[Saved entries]

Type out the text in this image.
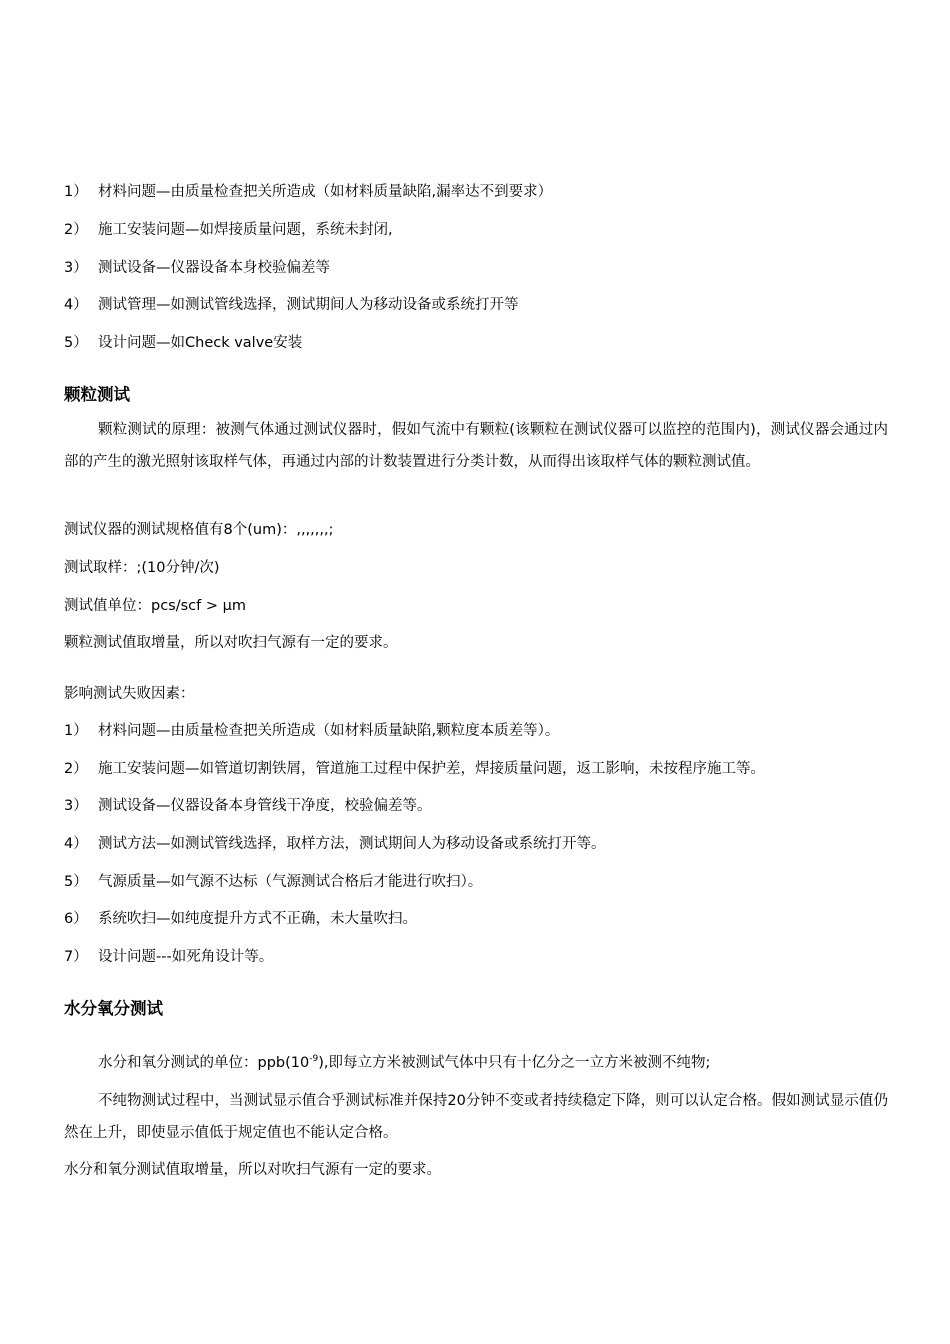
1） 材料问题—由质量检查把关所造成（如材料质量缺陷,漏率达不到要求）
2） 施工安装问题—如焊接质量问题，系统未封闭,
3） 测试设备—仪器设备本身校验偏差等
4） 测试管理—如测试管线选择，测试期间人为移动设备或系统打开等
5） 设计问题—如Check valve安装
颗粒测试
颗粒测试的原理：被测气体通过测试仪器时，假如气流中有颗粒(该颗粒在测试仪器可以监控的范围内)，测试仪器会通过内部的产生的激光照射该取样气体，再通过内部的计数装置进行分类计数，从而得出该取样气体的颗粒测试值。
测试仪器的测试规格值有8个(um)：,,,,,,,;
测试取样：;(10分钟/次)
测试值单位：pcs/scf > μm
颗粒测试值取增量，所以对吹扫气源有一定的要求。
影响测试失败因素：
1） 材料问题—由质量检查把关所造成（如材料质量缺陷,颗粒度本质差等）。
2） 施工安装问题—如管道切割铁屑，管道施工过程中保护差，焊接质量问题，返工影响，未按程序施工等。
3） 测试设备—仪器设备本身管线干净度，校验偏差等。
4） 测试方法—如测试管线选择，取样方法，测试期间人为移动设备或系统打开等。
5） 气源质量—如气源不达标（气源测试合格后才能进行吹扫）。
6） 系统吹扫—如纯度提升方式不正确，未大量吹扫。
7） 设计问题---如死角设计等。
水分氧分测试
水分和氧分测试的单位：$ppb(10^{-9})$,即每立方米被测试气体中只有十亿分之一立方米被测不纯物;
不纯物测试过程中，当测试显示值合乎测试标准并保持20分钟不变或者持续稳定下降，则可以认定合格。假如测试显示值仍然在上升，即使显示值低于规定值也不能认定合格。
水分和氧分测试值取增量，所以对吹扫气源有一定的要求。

Exercise requirements
In the entries above, identify every line with the word "测试期间人为移动设备或系统打开等". Copy those lines.

Solution
4） 测试管理—如测试管线选择，测试期间人为移动设备或系统打开等
4） 测试方法—如测试管线选择，取样方法，测试期间人为移动设备或系统打开等。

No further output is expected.